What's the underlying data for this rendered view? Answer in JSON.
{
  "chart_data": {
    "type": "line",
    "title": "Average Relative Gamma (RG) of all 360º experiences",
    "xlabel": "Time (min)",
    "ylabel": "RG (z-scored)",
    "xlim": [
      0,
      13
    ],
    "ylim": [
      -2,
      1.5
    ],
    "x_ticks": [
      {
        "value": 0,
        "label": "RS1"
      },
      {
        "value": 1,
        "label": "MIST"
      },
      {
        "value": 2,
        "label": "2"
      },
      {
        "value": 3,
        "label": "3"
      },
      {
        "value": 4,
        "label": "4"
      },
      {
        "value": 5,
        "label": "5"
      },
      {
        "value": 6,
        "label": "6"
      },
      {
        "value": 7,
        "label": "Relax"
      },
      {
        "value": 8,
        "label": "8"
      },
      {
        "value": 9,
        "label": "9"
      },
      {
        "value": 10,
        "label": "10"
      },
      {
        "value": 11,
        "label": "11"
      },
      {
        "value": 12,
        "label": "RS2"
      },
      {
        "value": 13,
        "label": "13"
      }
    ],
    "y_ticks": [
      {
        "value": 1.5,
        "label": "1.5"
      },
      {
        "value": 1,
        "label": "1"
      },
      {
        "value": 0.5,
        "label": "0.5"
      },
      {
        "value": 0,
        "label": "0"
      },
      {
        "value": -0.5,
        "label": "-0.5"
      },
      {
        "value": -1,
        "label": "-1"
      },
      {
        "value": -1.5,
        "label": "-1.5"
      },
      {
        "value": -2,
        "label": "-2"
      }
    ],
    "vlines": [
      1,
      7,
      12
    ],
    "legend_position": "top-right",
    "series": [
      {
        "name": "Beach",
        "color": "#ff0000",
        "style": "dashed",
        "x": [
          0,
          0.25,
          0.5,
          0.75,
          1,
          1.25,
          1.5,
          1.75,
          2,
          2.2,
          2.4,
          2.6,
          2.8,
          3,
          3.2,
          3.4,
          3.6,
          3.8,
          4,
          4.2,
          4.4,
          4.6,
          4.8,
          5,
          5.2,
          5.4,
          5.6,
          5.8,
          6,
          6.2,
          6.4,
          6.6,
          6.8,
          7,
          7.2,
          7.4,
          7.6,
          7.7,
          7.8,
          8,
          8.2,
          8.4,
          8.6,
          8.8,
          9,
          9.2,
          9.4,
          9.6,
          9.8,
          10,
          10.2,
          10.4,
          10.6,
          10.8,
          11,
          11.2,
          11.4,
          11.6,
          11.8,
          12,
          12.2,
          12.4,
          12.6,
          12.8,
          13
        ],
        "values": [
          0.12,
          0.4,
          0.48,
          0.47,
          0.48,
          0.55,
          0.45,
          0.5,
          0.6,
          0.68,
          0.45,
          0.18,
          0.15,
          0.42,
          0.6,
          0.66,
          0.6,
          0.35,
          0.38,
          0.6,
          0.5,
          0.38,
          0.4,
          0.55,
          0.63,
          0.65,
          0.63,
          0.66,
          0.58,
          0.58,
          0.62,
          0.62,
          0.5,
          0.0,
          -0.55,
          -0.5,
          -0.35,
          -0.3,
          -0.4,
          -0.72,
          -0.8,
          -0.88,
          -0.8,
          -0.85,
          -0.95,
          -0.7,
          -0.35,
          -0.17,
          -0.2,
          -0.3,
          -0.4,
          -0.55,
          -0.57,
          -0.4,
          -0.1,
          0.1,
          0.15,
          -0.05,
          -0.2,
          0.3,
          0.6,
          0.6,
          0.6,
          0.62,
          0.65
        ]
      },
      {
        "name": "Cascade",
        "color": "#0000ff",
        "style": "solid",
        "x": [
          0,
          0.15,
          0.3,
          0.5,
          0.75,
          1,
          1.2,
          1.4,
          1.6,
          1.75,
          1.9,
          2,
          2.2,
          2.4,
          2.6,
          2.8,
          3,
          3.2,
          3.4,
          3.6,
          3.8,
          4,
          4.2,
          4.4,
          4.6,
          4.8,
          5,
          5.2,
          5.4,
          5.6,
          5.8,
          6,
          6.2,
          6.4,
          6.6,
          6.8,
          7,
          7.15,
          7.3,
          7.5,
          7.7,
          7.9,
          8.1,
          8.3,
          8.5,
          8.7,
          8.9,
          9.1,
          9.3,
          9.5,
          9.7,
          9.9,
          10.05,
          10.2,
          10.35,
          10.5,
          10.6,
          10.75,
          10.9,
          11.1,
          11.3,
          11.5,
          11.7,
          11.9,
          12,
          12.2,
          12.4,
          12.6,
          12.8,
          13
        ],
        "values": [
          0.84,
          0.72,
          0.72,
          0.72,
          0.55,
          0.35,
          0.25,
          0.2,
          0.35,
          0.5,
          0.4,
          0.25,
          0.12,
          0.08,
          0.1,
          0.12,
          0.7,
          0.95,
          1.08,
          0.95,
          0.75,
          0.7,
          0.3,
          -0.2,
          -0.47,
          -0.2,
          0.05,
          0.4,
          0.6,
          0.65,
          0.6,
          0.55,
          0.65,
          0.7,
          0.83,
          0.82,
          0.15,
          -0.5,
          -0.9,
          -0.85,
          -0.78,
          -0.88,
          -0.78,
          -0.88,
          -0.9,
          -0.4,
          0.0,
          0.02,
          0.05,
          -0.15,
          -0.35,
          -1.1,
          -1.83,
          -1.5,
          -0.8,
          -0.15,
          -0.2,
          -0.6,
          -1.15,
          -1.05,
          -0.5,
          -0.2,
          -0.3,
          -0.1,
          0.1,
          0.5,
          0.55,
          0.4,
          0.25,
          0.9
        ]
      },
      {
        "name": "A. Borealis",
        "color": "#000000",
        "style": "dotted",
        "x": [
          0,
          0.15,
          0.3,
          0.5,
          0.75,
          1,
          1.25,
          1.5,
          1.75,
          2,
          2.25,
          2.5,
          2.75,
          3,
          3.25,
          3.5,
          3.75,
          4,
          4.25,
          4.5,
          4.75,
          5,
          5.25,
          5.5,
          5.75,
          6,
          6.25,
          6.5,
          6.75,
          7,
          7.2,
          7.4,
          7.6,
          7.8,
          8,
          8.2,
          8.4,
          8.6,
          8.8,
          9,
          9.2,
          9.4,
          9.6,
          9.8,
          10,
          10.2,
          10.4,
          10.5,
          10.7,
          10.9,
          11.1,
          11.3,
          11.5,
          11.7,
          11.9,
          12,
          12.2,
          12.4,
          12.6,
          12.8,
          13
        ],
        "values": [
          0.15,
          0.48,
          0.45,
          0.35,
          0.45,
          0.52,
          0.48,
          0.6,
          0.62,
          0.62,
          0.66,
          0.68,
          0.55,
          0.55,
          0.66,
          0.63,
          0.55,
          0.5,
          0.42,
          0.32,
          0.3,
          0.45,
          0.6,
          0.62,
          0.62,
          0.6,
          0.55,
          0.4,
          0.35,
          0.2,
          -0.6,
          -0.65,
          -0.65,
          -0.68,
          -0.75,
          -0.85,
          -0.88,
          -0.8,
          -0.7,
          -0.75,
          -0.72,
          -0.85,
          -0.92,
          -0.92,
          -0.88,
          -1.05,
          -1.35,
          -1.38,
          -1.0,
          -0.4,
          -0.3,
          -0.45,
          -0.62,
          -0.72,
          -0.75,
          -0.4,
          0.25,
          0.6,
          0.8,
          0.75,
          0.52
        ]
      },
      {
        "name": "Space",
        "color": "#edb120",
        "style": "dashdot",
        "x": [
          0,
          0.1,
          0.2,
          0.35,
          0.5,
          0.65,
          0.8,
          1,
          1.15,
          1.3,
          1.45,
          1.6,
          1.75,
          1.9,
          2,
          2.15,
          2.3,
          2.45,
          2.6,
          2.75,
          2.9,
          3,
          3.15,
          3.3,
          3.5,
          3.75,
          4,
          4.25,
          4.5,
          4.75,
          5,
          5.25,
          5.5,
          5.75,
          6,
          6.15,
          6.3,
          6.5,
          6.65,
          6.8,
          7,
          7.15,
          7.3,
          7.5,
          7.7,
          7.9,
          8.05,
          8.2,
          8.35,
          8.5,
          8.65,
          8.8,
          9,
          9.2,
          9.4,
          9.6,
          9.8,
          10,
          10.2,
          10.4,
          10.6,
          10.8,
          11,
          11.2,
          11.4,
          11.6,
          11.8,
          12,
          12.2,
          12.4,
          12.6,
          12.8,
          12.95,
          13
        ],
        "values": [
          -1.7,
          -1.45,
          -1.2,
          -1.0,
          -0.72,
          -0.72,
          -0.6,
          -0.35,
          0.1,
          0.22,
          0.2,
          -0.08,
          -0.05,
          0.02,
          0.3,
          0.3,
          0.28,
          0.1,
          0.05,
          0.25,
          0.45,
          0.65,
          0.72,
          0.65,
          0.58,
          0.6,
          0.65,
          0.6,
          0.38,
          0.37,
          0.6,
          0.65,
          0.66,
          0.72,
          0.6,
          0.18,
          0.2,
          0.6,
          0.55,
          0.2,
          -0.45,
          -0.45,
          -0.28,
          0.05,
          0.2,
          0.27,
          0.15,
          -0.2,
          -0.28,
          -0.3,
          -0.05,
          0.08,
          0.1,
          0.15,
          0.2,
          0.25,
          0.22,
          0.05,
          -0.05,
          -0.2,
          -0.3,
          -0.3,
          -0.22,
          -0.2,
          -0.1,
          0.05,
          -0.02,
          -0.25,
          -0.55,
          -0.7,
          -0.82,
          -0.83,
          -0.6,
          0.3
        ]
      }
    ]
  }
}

|---|

Select every line in the records above that contains the word "color".

◆ ANSWER:
        "color": "#ff0000",
        "color": "#0000ff",
        "color": "#000000",
        "color": "#edb120",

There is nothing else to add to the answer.